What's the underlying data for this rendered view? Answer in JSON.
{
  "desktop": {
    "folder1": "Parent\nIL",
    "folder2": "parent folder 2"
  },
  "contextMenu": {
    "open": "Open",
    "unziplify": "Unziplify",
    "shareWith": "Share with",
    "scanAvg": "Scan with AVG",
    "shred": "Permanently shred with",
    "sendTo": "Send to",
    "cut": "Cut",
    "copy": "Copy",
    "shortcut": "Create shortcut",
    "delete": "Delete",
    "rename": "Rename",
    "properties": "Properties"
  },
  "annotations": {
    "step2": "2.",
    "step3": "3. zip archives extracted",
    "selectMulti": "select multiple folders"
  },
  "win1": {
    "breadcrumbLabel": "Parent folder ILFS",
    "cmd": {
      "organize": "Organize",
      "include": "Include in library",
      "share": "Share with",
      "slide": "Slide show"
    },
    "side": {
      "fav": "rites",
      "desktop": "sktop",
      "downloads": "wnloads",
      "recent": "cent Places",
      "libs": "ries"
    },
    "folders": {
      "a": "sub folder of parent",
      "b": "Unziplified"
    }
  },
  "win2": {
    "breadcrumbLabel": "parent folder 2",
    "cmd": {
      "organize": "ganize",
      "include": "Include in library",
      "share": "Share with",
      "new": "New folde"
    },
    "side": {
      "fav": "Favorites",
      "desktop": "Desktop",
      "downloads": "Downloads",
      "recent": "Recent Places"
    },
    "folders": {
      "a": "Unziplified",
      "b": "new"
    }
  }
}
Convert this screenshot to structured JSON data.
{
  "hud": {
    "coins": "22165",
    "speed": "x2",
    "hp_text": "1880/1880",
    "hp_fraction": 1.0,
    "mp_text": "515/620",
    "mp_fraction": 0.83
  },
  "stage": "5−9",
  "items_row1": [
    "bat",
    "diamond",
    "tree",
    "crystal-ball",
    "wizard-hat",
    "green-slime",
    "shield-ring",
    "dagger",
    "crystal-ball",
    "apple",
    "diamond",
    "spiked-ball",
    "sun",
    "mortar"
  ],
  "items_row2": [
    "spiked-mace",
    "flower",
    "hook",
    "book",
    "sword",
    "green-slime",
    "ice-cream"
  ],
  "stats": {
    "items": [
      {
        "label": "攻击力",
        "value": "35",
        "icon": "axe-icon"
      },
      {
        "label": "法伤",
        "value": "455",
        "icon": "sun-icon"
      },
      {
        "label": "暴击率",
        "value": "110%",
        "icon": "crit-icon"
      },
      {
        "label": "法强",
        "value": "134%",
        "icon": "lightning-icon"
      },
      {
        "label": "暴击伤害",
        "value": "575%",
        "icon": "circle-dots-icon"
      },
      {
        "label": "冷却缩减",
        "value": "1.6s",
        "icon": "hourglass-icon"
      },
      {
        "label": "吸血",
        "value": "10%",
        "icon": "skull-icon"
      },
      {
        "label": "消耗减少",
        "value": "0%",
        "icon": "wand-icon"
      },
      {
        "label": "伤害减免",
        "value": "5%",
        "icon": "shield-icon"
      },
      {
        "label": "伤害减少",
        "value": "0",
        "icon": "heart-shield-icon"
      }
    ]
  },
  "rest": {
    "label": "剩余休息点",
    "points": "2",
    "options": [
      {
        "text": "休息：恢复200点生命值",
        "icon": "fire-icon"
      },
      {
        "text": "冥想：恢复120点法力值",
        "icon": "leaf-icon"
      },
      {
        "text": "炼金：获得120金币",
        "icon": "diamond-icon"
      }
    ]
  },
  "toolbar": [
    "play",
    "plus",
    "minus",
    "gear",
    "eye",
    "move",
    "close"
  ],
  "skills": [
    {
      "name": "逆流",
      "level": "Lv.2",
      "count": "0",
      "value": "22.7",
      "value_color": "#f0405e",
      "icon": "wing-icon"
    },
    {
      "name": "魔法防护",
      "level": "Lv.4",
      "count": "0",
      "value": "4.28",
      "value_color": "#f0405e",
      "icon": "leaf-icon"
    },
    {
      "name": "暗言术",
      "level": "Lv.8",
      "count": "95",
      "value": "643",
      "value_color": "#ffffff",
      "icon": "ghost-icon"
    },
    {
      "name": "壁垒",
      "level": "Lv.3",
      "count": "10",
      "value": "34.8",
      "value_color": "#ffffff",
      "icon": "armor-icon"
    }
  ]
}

● **The request**: Emit the records above again, exactly, with no line skipped.

● **Finished answer**:
What's the underlying data for this rendered view? Answer in JSON.
{
  "desktop": {
    "folder1": "Parent\nIL",
    "folder2": "parent folder 2"
  },
  "contextMenu": {
    "open": "Open",
    "unziplify": "Unziplify",
    "shareWith": "Share with",
    "scanAvg": "Scan with AVG",
    "shred": "Permanently shred with",
    "sendTo": "Send to",
    "cut": "Cut",
    "copy": "Copy",
    "shortcut": "Create shortcut",
    "delete": "Delete",
    "rename": "Rename",
    "properties": "Properties"
  },
  "annotations": {
    "step2": "2.",
    "step3": "3. zip archives extracted",
    "selectMulti": "select multiple folders"
  },
  "win1": {
    "breadcrumbLabel": "Parent folder ILFS",
    "cmd": {
      "organize": "Organize",
      "include": "Include in library",
      "share": "Share with",
      "slide": "Slide show"
    },
    "side": {
      "fav": "rites",
      "desktop": "sktop",
      "downloads": "wnloads",
      "recent": "cent Places",
      "libs": "ries"
    },
    "folders": {
      "a": "sub folder of parent",
      "b": "Unziplified"
    }
  },
  "win2": {
    "breadcrumbLabel": "parent folder 2",
    "cmd": {
      "organize": "ganize",
      "include": "Include in library",
      "share": "Share with",
      "new": "New folde"
    },
    "side": {
      "fav": "Favorites",
      "desktop": "Desktop",
      "downloads": "Downloads",
      "recent": "Recent Places"
    },
    "folders": {
      "a": "Unziplified",
      "b": "new"
    }
  }
}
Convert this screenshot to structured JSON data.
{
  "hud": {
    "coins": "22165",
    "speed": "x2",
    "hp_text": "1880/1880",
    "hp_fraction": 1.0,
    "mp_text": "515/620",
    "mp_fraction": 0.83
  },
  "stage": "5−9",
  "items_row1": [
    "bat",
    "diamond",
    "tree",
    "crystal-ball",
    "wizard-hat",
    "green-slime",
    "shield-ring",
    "dagger",
    "crystal-ball",
    "apple",
    "diamond",
    "spiked-ball",
    "sun",
    "mortar"
  ],
  "items_row2": [
    "spiked-mace",
    "flower",
    "hook",
    "book",
    "sword",
    "green-slime",
    "ice-cream"
  ],
  "stats": {
    "items": [
      {
        "label": "攻击力",
        "value": "35",
        "icon": "axe-icon"
      },
      {
        "label": "法伤",
        "value": "455",
        "icon": "sun-icon"
      },
      {
        "label": "暴击率",
        "value": "110%",
        "icon": "crit-icon"
      },
      {
        "label": "法强",
        "value": "134%",
        "icon": "lightning-icon"
      },
      {
        "label": "暴击伤害",
        "value": "575%",
        "icon": "circle-dots-icon"
      },
      {
        "label": "冷却缩减",
        "value": "1.6s",
        "icon": "hourglass-icon"
      },
      {
        "label": "吸血",
        "value": "10%",
        "icon": "skull-icon"
      },
      {
        "label": "消耗减少",
        "value": "0%",
        "icon": "wand-icon"
      },
      {
        "label": "伤害减免",
        "value": "5%",
        "icon": "shield-icon"
      },
      {
        "label": "伤害减少",
        "value": "0",
        "icon": "heart-shield-icon"
      }
    ]
  },
  "rest": {
    "label": "剩余休息点",
    "points": "2",
    "options": [
      {
        "text": "休息：恢复200点生命值",
        "icon": "fire-icon"
      },
      {
        "text": "冥想：恢复120点法力值",
        "icon": "leaf-icon"
      },
      {
        "text": "炼金：获得120金币",
        "icon": "diamond-icon"
      }
    ]
  },
  "toolbar": [
    "play",
    "plus",
    "minus",
    "gear",
    "eye",
    "move",
    "close"
  ],
  "skills": [
    {
      "name": "逆流",
      "level": "Lv.2",
      "count": "0",
      "value": "22.7",
      "value_color": "#f0405e",
      "icon": "wing-icon"
    },
    {
      "name": "魔法防护",
      "level": "Lv.4",
      "count": "0",
      "value": "4.28",
      "value_color": "#f0405e",
      "icon": "leaf-icon"
    },
    {
      "name": "暗言术",
      "level": "Lv.8",
      "count": "95",
      "value": "643",
      "value_color": "#ffffff",
      "icon": "ghost-icon"
    },
    {
      "name": "壁垒",
      "level": "Lv.3",
      "count": "10",
      "value": "34.8",
      "value_color": "#ffffff",
      "icon": "armor-icon"
    }
  ]
}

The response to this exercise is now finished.